--- Start of Task inputs ---
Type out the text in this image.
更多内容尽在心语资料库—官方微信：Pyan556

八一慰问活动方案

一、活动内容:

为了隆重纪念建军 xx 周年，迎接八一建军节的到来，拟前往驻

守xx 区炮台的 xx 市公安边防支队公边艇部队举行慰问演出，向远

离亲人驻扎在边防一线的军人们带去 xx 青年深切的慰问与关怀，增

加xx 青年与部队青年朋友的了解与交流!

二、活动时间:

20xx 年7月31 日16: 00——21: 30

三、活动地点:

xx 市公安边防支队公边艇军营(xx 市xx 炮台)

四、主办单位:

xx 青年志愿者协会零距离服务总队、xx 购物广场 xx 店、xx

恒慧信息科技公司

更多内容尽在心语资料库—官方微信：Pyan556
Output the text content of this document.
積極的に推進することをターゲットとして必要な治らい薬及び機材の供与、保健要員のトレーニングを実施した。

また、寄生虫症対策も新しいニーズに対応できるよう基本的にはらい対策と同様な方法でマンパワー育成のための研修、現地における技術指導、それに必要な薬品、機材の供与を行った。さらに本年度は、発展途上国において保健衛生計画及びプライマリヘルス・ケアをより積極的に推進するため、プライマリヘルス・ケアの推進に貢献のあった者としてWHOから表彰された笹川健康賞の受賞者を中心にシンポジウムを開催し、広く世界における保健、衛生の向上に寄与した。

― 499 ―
--- End of Task inputs ---
Give back each line above precisely as it stands.

### Result for this exercise:
Type out the text in this image.
更多内容尽在心语资料库—官方微信：Pyan556

八一慰问活动方案

一、活动内容:

为了隆重纪念建军 xx 周年，迎接八一建军节的到来，拟前往驻

守xx 区炮台的 xx 市公安边防支队公边艇部队举行慰问演出，向远

离亲人驻扎在边防一线的军人们带去 xx 青年深切的慰问与关怀，增

加xx 青年与部队青年朋友的了解与交流!

二、活动时间:

20xx 年7月31 日16: 00——21: 30

三、活动地点:

xx 市公安边防支队公边艇军营(xx 市xx 炮台)

四、主办单位:

xx 青年志愿者协会零距离服务总队、xx 购物广场 xx 店、xx

恒慧信息科技公司

更多内容尽在心语资料库—官方微信：Pyan556
Output the text content of this document.
積極的に推進することをターゲットとして必要な治らい薬及び機材の供与、保健要員のトレーニングを実施した。

また、寄生虫症対策も新しいニーズに対応できるよう基本的にはらい対策と同様な方法でマンパワー育成のための研修、現地における技術指導、それに必要な薬品、機材の供与を行った。さらに本年度は、発展途上国において保健衛生計画及びプライマリヘルス・ケアをより積極的に推進するため、プライマリヘルス・ケアの推進に貢献のあった者としてWHOから表彰された笹川健康賞の受賞者を中心にシンポジウムを開催し、広く世界における保健、衛生の向上に寄与した。

― 499 ―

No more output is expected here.